== EXERCISE DETAILS ==
Each line in the entries below that holds the string "name" is to be listed.

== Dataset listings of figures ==

• • • • •

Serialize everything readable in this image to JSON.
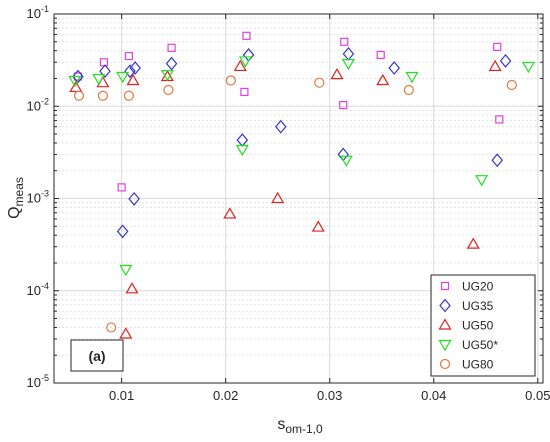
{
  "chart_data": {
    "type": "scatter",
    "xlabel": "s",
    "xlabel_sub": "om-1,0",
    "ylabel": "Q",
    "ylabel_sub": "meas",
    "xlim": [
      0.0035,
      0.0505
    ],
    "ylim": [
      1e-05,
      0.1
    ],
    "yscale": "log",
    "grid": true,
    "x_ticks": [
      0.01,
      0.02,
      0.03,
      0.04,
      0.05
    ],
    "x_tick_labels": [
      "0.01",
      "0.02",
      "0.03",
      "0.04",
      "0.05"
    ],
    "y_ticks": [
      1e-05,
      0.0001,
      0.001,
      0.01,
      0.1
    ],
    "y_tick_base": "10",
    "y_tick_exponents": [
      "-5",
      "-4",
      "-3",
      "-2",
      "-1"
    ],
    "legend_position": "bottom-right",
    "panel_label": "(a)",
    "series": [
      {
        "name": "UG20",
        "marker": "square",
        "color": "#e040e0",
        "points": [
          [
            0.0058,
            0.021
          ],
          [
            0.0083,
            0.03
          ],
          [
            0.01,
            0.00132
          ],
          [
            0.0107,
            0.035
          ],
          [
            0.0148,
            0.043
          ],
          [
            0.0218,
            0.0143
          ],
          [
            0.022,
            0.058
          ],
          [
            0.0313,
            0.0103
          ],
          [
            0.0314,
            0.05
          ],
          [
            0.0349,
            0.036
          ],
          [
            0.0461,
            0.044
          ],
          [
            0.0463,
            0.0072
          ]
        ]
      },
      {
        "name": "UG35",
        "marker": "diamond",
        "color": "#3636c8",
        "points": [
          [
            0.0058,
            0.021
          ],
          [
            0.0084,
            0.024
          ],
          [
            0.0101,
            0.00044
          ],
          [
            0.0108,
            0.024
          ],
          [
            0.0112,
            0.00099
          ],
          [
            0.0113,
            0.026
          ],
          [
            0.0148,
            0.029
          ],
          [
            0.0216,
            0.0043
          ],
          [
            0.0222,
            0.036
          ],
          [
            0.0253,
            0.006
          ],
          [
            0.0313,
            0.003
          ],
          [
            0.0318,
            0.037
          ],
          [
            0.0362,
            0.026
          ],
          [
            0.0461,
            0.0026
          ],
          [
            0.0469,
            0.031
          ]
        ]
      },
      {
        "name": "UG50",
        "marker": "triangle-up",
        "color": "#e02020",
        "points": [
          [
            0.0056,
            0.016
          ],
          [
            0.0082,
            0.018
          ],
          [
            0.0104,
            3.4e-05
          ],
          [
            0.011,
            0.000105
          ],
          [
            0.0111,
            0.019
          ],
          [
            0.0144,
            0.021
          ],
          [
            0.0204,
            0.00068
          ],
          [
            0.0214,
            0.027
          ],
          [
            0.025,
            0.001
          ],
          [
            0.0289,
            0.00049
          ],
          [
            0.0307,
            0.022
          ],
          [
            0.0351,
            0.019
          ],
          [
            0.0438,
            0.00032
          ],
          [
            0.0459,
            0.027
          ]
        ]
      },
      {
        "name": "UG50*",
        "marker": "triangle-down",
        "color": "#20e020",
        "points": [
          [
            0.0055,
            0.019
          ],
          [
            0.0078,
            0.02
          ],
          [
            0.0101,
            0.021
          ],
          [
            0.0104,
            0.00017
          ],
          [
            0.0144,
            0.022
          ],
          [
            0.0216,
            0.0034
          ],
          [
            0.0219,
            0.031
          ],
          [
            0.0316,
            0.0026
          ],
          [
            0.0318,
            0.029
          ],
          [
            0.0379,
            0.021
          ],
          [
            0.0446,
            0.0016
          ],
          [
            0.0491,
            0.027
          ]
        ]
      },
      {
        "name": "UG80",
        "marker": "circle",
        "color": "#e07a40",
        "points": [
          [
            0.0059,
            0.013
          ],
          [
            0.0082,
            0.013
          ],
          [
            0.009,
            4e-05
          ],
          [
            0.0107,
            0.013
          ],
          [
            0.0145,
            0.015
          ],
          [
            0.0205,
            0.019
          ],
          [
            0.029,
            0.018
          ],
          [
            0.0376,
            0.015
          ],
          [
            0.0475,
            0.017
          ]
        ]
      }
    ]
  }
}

• • • • •

== RIGHT ANSWER ==
        "name": "UG20",
        "name": "UG35",
        "name": "UG50",
        "name": "UG50*",
        "name": "UG80",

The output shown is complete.